==== Task material

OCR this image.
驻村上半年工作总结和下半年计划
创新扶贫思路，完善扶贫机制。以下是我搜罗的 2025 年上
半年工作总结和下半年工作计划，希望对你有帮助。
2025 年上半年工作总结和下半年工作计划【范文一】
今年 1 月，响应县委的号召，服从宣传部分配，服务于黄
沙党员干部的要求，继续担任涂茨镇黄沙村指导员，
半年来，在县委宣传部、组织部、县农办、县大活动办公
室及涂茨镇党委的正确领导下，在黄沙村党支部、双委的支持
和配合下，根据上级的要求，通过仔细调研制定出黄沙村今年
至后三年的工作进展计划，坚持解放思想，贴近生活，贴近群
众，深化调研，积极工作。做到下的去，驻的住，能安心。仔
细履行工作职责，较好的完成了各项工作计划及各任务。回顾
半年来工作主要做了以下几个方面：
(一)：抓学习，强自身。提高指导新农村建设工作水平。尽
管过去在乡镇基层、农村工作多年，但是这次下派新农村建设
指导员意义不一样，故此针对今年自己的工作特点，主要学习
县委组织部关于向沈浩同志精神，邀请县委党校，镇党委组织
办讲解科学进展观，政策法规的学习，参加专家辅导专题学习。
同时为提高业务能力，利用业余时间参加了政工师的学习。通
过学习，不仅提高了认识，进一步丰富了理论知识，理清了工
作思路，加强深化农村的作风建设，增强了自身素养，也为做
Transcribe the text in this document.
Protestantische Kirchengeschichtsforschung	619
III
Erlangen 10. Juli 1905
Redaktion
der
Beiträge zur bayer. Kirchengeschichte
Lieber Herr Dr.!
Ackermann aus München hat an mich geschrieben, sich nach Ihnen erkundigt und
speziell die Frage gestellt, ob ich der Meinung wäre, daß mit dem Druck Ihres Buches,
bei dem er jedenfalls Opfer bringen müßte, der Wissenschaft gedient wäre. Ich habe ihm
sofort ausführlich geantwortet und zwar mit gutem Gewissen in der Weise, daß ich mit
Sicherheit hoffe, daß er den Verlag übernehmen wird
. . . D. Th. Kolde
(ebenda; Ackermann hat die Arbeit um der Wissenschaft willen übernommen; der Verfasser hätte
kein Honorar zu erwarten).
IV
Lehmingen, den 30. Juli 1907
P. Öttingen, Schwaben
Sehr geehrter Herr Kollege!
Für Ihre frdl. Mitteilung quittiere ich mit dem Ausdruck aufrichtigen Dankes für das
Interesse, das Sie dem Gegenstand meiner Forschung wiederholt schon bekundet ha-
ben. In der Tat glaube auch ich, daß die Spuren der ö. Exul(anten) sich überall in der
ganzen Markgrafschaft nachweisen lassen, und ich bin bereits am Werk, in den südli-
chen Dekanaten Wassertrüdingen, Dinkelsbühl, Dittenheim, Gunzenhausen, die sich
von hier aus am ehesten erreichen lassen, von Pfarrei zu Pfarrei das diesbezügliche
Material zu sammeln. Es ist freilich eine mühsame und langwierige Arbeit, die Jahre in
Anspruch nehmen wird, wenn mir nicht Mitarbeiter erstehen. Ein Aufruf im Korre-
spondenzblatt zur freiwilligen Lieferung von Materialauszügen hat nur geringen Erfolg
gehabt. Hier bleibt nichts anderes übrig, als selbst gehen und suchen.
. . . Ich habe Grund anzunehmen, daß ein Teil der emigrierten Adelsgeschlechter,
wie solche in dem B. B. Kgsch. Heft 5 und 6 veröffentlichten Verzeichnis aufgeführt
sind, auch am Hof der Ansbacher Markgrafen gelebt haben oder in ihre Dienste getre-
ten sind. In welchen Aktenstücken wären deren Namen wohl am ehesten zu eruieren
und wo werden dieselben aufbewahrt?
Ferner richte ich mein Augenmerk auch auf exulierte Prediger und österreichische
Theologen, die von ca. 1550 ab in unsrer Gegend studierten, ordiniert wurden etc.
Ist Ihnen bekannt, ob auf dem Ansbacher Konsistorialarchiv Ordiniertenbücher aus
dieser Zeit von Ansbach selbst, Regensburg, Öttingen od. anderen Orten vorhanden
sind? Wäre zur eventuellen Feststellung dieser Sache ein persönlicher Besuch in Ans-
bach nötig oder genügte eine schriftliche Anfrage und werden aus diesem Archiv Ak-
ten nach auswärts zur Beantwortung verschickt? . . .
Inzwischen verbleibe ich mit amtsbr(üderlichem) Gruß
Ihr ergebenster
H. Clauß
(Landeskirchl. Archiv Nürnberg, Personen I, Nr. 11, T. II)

========

Restate the whole of the material exactly.

OCR this image.
驻村上半年工作总结和下半年计划
创新扶贫思路，完善扶贫机制。以下是我搜罗的 2025 年上
半年工作总结和下半年工作计划，希望对你有帮助。
2025 年上半年工作总结和下半年工作计划【范文一】
今年 1 月，响应县委的号召，服从宣传部分配，服务于黄
沙党员干部的要求，继续担任涂茨镇黄沙村指导员，
半年来，在县委宣传部、组织部、县农办、县大活动办公
室及涂茨镇党委的正确领导下，在黄沙村党支部、双委的支持
和配合下，根据上级的要求，通过仔细调研制定出黄沙村今年
至后三年的工作进展计划，坚持解放思想，贴近生活，贴近群
众，深化调研，积极工作。做到下的去，驻的住，能安心。仔
细履行工作职责，较好的完成了各项工作计划及各任务。回顾
半年来工作主要做了以下几个方面：
(一)：抓学习，强自身。提高指导新农村建设工作水平。尽
管过去在乡镇基层、农村工作多年，但是这次下派新农村建设
指导员意义不一样，故此针对今年自己的工作特点，主要学习
县委组织部关于向沈浩同志精神，邀请县委党校，镇党委组织
办讲解科学进展观，政策法规的学习，参加专家辅导专题学习。
同时为提高业务能力，利用业余时间参加了政工师的学习。通
过学习，不仅提高了认识，进一步丰富了理论知识，理清了工
作思路，加强深化农村的作风建设，增强了自身素养，也为做
Transcribe the text in this document.
Protestantische Kirchengeschichtsforschung	619
III
Erlangen 10. Juli 1905
Redaktion
der
Beiträge zur bayer. Kirchengeschichte
Lieber Herr Dr.!
Ackermann aus München hat an mich geschrieben, sich nach Ihnen erkundigt und
speziell die Frage gestellt, ob ich der Meinung wäre, daß mit dem Druck Ihres Buches,
bei dem er jedenfalls Opfer bringen müßte, der Wissenschaft gedient wäre. Ich habe ihm
sofort ausführlich geantwortet und zwar mit gutem Gewissen in der Weise, daß ich mit
Sicherheit hoffe, daß er den Verlag übernehmen wird
. . . D. Th. Kolde
(ebenda; Ackermann hat die Arbeit um der Wissenschaft willen übernommen; der Verfasser hätte
kein Honorar zu erwarten).
IV
Lehmingen, den 30. Juli 1907
P. Öttingen, Schwaben
Sehr geehrter Herr Kollege!
Für Ihre frdl. Mitteilung quittiere ich mit dem Ausdruck aufrichtigen Dankes für das
Interesse, das Sie dem Gegenstand meiner Forschung wiederholt schon bekundet ha-
ben. In der Tat glaube auch ich, daß die Spuren der ö. Exul(anten) sich überall in der
ganzen Markgrafschaft nachweisen lassen, und ich bin bereits am Werk, in den südli-
chen Dekanaten Wassertrüdingen, Dinkelsbühl, Dittenheim, Gunzenhausen, die sich
von hier aus am ehesten erreichen lassen, von Pfarrei zu Pfarrei das diesbezügliche
Material zu sammeln. Es ist freilich eine mühsame und langwierige Arbeit, die Jahre in
Anspruch nehmen wird, wenn mir nicht Mitarbeiter erstehen. Ein Aufruf im Korre-
spondenzblatt zur freiwilligen Lieferung von Materialauszügen hat nur geringen Erfolg
gehabt. Hier bleibt nichts anderes übrig, als selbst gehen und suchen.
. . . Ich habe Grund anzunehmen, daß ein Teil der emigrierten Adelsgeschlechter,
wie solche in dem B. B. Kgsch. Heft 5 und 6 veröffentlichten Verzeichnis aufgeführt
sind, auch am Hof der Ansbacher Markgrafen gelebt haben oder in ihre Dienste getre-
ten sind. In welchen Aktenstücken wären deren Namen wohl am ehesten zu eruieren
und wo werden dieselben aufbewahrt?
Ferner richte ich mein Augenmerk auch auf exulierte Prediger und österreichische
Theologen, die von ca. 1550 ab in unsrer Gegend studierten, ordiniert wurden etc.
Ist Ihnen bekannt, ob auf dem Ansbacher Konsistorialarchiv Ordiniertenbücher aus
dieser Zeit von Ansbach selbst, Regensburg, Öttingen od. anderen Orten vorhanden
sind? Wäre zur eventuellen Feststellung dieser Sache ein persönlicher Besuch in Ans-
bach nötig oder genügte eine schriftliche Anfrage und werden aus diesem Archiv Ak-
ten nach auswärts zur Beantwortung verschickt? . . .
Inzwischen verbleibe ich mit amtsbr(üderlichem) Gruß
Ihr ergebenster
H. Clauß
(Landeskirchl. Archiv Nürnberg, Personen I, Nr. 11, T. II)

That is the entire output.